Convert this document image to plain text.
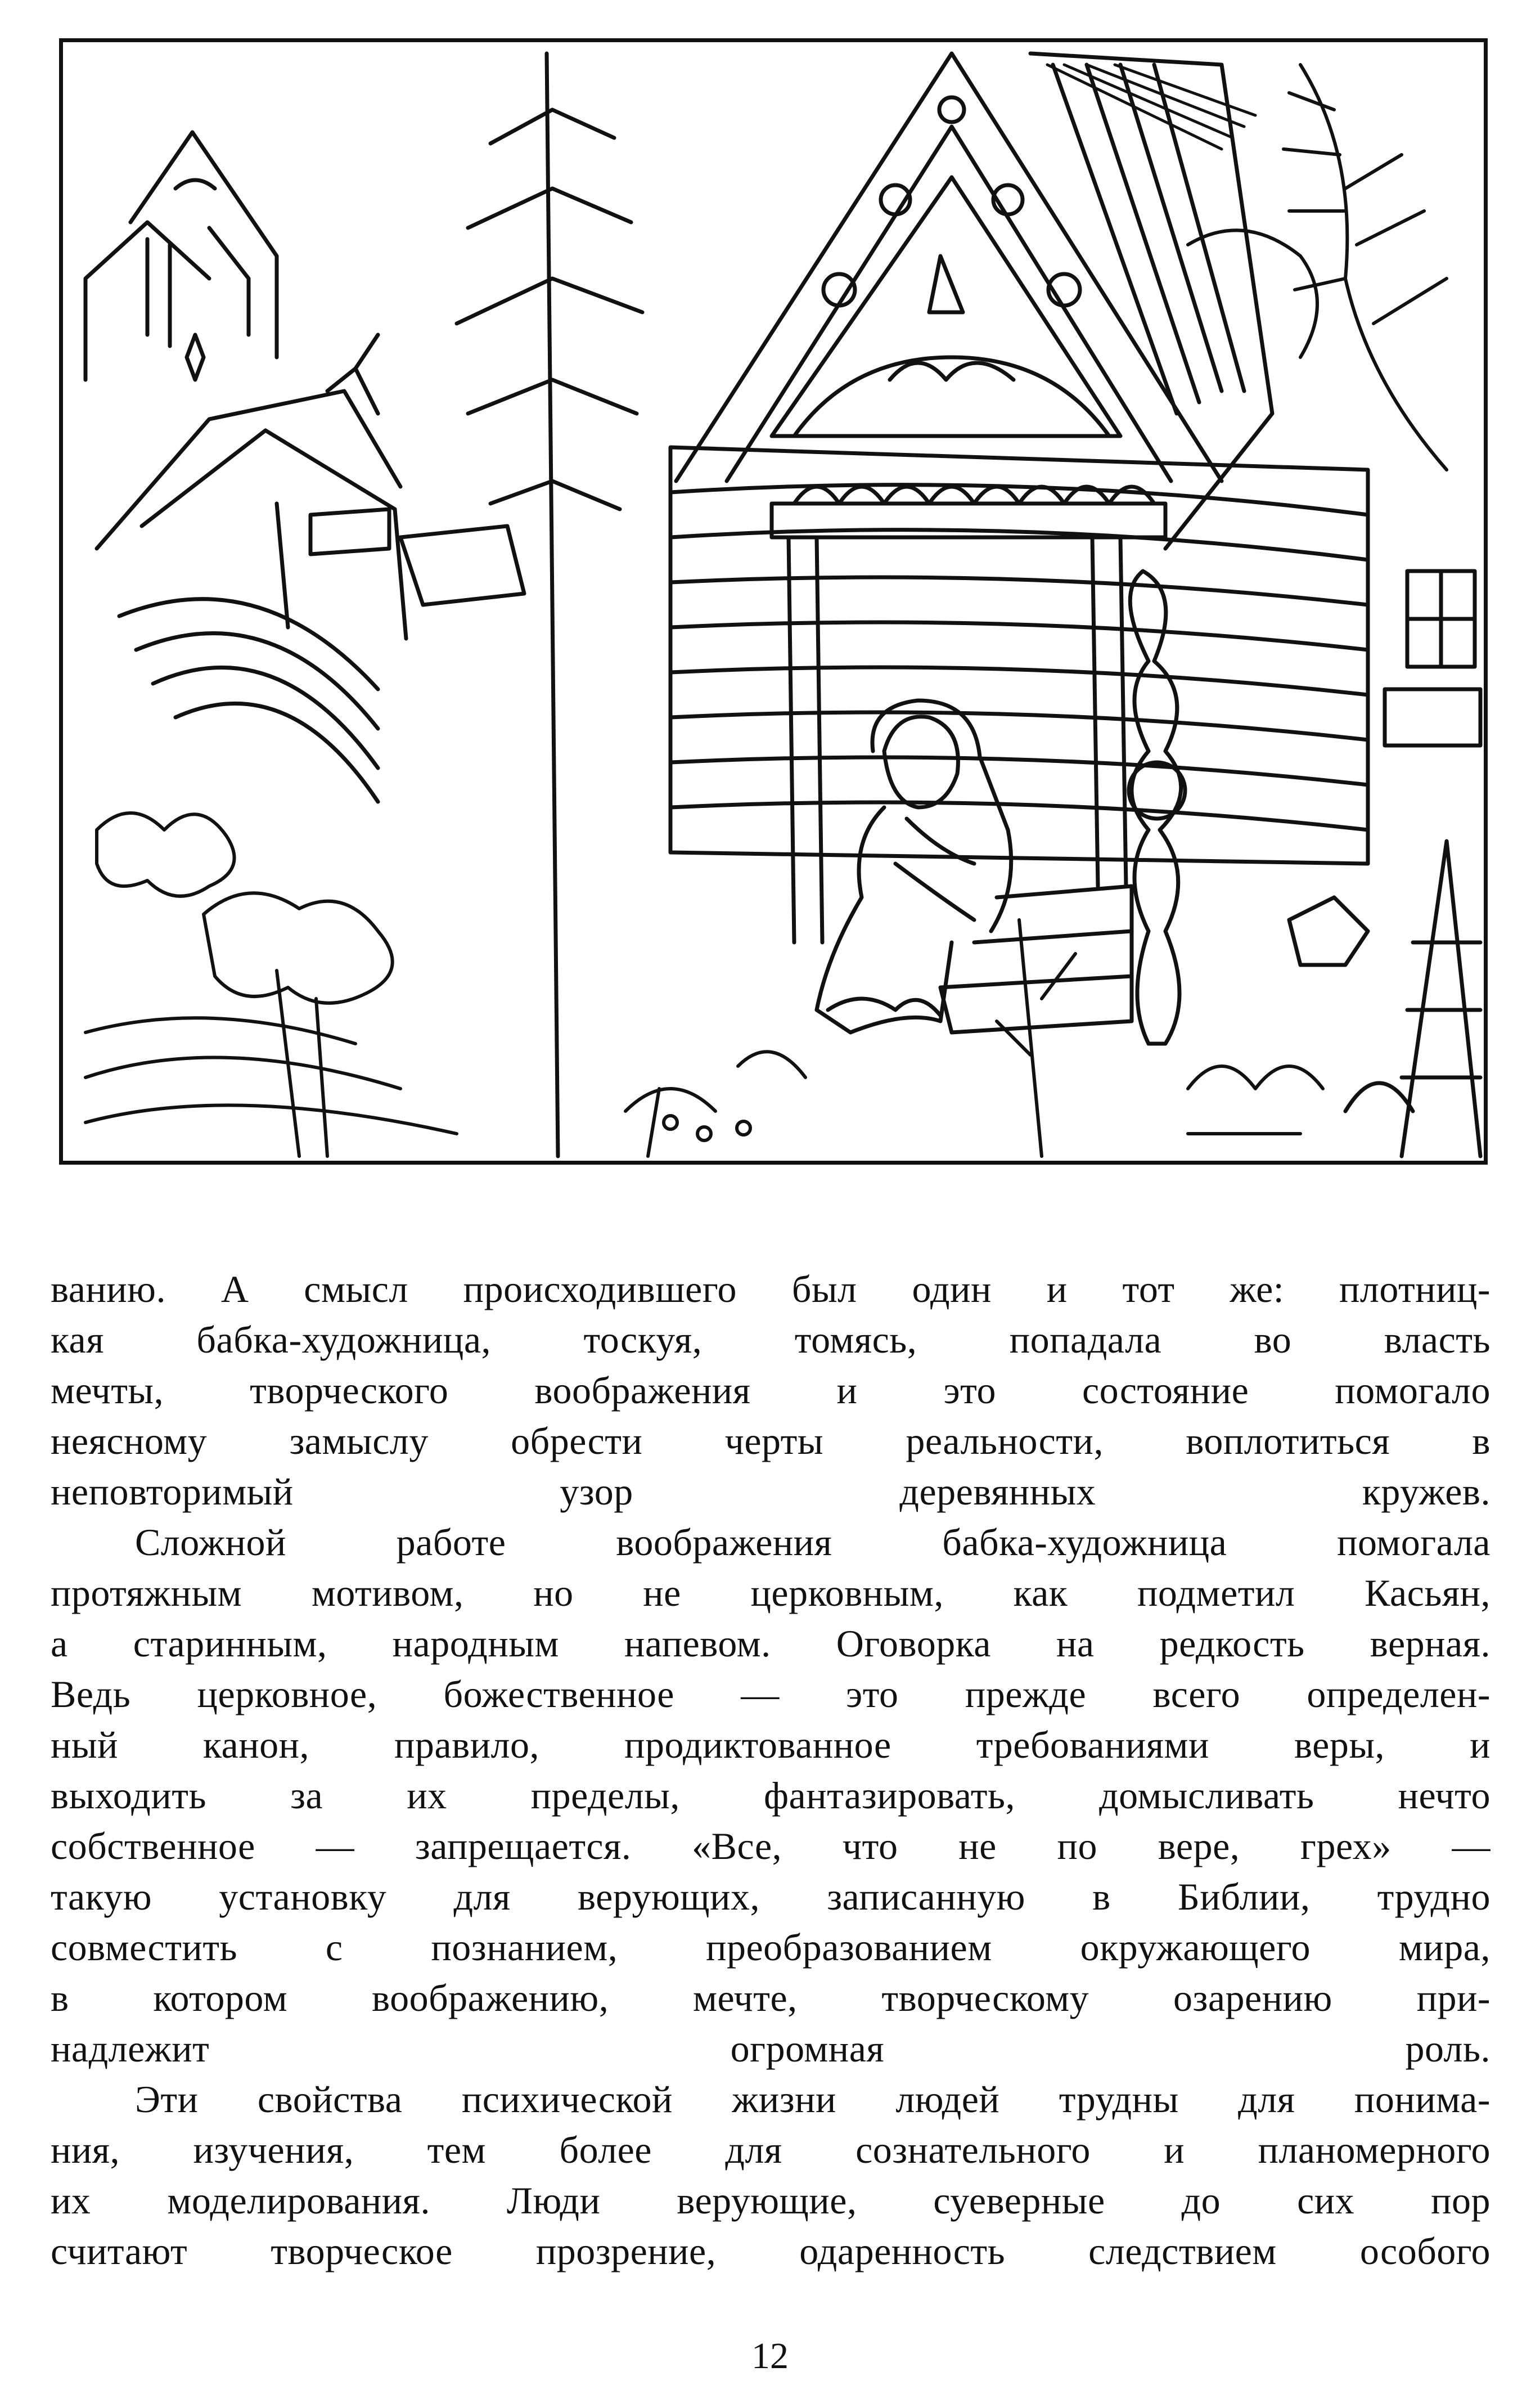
ванию. А смысл происходившего был один и тот же: плотниц-
кая бабка-художница, тоскуя, томясь, попадала во власть
мечты, творческого воображения и это состояние помогало
неясному замыслу обрести черты реальности, воплотиться в
неповторимый узор деревянных кружев.

Сложной работе воображения бабка-художница помогала
протяжным мотивом, но не церковным, как подметил Касьян,
а старинным, народным напевом. Оговорка на редкость верная.
Ведь церковное, божественное — это прежде всего определен-
ный канон, правило, продиктованное требованиями веры, и
выходить за их пределы, фантазировать, домысливать нечто
собственное — запрещается. «Все, что не по вере, грех» —
такую установку для верующих, записанную в Библии, трудно
совместить с познанием, преобразованием окружающего мира,
в котором воображению, мечте, творческому озарению при-
надлежит огромная роль.

Эти свойства психической жизни людей трудны для понима-
ния, изучения, тем более для сознательного и планомерного
их моделирования. Люди верующие, суеверные до сих пор
считают творческое прозрение, одаренность следствием особого

12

## Written request
Repeat the listing above exactly, with no pictures.

## Problem solution
Convert this document image to plain text.
ванию. А смысл происходившего был один и тот же: плотниц-
кая бабка-художница, тоскуя, томясь, попадала во власть
мечты, творческого воображения и это состояние помогало
неясному замыслу обрести черты реальности, воплотиться в
неповторимый узор деревянных кружев.

Сложной работе воображения бабка-художница помогала
протяжным мотивом, но не церковным, как подметил Касьян,
а старинным, народным напевом. Оговорка на редкость верная.
Ведь церковное, божественное — это прежде всего определен-
ный канон, правило, продиктованное требованиями веры, и
выходить за их пределы, фантазировать, домысливать нечто
собственное — запрещается. «Все, что не по вере, грех» —
такую установку для верующих, записанную в Библии, трудно
совместить с познанием, преобразованием окружающего мира,
в котором воображению, мечте, творческому озарению при-
надлежит огромная роль.

Эти свойства психической жизни людей трудны для понима-
ния, изучения, тем более для сознательного и планомерного
их моделирования. Люди верующие, суеверные до сих пор
считают творческое прозрение, одаренность следствием особого

12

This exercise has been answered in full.